** Start **

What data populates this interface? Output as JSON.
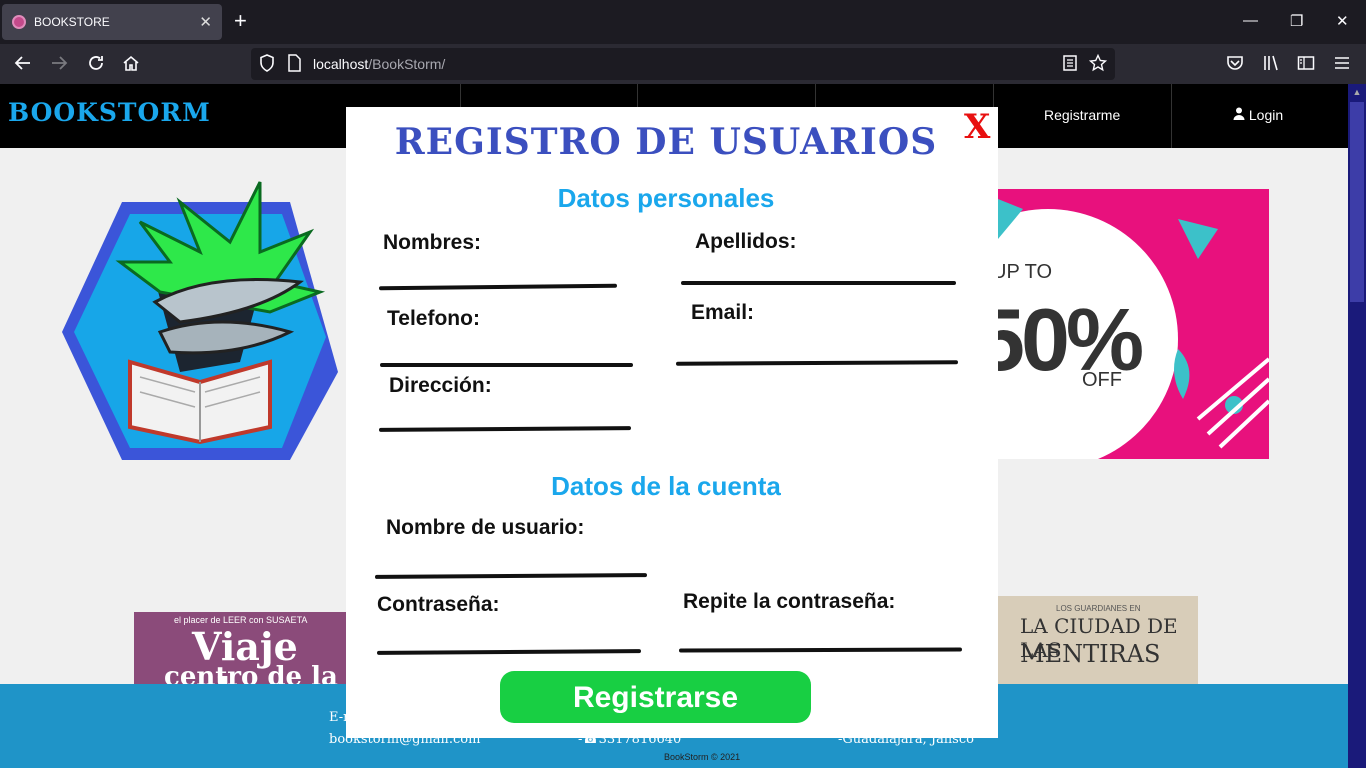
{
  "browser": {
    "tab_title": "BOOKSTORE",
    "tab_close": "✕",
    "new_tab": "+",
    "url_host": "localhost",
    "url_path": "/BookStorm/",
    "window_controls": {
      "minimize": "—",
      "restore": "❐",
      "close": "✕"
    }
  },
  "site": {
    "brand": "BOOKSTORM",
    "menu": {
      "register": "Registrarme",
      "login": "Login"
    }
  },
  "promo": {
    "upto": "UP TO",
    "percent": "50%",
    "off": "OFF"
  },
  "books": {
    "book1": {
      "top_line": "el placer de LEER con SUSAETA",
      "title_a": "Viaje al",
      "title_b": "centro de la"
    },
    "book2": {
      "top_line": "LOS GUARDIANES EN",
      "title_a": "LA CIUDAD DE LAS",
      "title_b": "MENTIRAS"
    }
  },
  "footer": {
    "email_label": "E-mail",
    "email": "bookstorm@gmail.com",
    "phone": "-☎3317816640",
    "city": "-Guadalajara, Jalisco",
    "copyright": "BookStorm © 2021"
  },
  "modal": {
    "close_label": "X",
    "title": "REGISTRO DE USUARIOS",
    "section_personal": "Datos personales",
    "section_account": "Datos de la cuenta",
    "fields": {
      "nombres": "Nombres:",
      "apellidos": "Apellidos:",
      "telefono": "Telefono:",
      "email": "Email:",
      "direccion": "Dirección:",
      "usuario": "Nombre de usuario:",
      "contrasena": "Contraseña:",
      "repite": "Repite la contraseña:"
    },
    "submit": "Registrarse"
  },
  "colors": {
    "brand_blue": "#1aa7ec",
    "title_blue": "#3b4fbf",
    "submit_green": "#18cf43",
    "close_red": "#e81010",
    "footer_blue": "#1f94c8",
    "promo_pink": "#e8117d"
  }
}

** End **
** Start **

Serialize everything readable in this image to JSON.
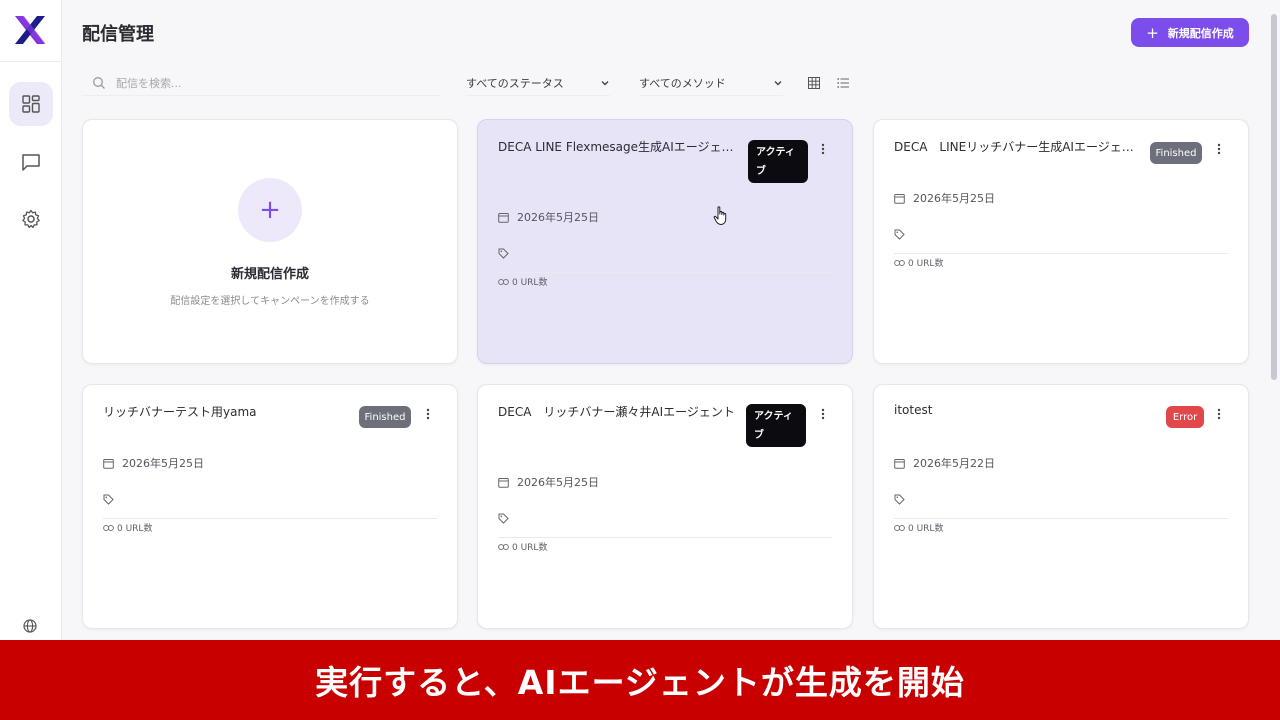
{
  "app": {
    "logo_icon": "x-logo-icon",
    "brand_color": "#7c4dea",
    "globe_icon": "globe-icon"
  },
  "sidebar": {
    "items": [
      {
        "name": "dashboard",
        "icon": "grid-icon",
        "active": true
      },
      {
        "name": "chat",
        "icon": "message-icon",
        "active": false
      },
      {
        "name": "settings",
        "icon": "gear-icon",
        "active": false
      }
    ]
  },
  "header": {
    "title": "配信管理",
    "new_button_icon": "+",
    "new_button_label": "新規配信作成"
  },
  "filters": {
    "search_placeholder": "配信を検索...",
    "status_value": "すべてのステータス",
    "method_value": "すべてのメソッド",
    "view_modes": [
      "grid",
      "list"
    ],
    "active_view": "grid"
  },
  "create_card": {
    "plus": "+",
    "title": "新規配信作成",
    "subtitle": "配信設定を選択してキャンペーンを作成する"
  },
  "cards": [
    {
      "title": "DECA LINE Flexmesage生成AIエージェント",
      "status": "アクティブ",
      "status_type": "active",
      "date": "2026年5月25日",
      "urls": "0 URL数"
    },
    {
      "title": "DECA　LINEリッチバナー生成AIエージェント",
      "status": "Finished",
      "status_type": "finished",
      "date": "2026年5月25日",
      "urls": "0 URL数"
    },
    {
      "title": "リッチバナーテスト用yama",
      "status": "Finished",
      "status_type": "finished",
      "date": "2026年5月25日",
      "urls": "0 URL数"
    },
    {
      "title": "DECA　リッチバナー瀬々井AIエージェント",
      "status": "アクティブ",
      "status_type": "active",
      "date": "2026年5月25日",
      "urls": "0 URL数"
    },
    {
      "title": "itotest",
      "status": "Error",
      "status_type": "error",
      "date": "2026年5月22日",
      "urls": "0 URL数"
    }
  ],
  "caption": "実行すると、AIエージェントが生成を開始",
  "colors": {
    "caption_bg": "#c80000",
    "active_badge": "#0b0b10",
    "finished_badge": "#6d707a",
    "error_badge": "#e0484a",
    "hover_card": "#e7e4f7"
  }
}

** End **

• THE EXERCISE: Which lines include the word "this"? Copy every one of them.

• FINAL RESULT:
What data populates this interface? Output as JSON.
Serialize everything readable in this image to JSON.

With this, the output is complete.